PROBLEM: Exactly as they appear, copy the lines of the listing from the one containing "Output the text content of this document." through the final line, both included, and nothing else.
## start
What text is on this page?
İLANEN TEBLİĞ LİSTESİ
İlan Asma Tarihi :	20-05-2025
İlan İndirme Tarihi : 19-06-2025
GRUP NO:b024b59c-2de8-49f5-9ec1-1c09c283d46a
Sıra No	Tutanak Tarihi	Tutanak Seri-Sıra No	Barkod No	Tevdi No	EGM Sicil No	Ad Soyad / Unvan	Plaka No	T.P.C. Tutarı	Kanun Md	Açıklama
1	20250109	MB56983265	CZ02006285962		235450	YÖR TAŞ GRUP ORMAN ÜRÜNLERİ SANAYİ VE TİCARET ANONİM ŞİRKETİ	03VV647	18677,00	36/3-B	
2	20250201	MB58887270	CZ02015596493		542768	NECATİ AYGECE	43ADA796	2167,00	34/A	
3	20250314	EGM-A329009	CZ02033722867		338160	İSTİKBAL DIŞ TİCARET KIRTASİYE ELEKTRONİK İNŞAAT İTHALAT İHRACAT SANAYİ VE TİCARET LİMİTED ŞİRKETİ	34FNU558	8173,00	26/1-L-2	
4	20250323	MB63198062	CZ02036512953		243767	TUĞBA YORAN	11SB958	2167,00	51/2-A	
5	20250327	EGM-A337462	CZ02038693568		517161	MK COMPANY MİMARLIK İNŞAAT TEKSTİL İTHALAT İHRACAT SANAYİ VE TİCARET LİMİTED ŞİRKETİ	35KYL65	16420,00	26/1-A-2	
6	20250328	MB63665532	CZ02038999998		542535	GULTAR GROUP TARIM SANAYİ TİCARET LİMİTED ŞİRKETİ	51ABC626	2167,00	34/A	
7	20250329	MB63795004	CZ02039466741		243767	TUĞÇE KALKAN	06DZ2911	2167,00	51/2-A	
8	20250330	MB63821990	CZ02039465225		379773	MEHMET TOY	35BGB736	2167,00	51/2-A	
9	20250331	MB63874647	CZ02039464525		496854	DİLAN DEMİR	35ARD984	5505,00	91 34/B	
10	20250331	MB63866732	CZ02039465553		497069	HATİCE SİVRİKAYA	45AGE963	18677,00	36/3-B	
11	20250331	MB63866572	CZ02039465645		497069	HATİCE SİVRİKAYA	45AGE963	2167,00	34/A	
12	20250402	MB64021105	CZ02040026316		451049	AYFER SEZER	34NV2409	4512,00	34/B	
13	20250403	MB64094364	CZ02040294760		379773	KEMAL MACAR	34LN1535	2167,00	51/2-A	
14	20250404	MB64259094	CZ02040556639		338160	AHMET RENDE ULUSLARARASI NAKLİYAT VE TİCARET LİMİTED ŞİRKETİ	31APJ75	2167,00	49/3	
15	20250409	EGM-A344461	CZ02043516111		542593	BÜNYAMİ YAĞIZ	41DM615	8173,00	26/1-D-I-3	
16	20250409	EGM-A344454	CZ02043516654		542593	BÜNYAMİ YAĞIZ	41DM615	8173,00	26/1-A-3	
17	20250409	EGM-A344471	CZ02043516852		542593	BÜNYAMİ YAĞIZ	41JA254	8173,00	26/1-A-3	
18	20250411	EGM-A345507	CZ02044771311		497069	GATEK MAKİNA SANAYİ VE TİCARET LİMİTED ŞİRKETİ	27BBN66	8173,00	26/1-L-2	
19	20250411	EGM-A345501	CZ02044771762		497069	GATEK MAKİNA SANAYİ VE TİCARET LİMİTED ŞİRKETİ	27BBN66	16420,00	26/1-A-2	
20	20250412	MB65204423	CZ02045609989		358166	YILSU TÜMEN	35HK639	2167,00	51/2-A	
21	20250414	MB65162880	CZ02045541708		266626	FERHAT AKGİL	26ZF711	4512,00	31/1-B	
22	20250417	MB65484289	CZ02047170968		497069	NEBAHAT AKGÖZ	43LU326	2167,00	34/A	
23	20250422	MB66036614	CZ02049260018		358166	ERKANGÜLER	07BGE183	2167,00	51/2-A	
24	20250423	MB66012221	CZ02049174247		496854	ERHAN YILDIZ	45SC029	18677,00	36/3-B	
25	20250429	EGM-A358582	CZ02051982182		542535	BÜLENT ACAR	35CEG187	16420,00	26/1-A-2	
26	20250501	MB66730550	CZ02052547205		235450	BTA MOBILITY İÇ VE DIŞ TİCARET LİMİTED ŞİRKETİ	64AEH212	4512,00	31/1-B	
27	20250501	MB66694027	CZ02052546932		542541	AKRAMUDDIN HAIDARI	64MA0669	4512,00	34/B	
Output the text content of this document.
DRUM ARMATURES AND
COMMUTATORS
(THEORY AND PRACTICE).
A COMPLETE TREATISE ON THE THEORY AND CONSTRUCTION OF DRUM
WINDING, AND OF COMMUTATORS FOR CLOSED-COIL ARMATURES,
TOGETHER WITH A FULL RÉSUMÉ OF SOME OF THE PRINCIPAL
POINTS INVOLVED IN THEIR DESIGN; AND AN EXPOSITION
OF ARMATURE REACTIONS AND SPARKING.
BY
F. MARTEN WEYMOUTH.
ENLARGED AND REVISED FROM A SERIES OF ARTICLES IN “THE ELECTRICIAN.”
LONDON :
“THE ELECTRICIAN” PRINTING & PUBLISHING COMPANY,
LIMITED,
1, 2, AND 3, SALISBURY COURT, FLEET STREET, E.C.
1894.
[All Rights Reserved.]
## end
FINAL ANSWER:
Output the text content of this document.
DRUM ARMATURES AND
COMMUTATORS
(THEORY AND PRACTICE).
A COMPLETE TREATISE ON THE THEORY AND CONSTRUCTION OF DRUM
WINDING, AND OF COMMUTATORS FOR CLOSED-COIL ARMATURES,
TOGETHER WITH A FULL RÉSUMÉ OF SOME OF THE PRINCIPAL
POINTS INVOLVED IN THEIR DESIGN; AND AN EXPOSITION
OF ARMATURE REACTIONS AND SPARKING.
BY
F. MARTEN WEYMOUTH.
ENLARGED AND REVISED FROM A SERIES OF ARTICLES IN “THE ELECTRICIAN.”
LONDON :
“THE ELECTRICIAN” PRINTING & PUBLISHING COMPANY,
LIMITED,
1, 2, AND 3, SALISBURY COURT, FLEET STREET, E.C.
1894.
[All Rights Reserved.]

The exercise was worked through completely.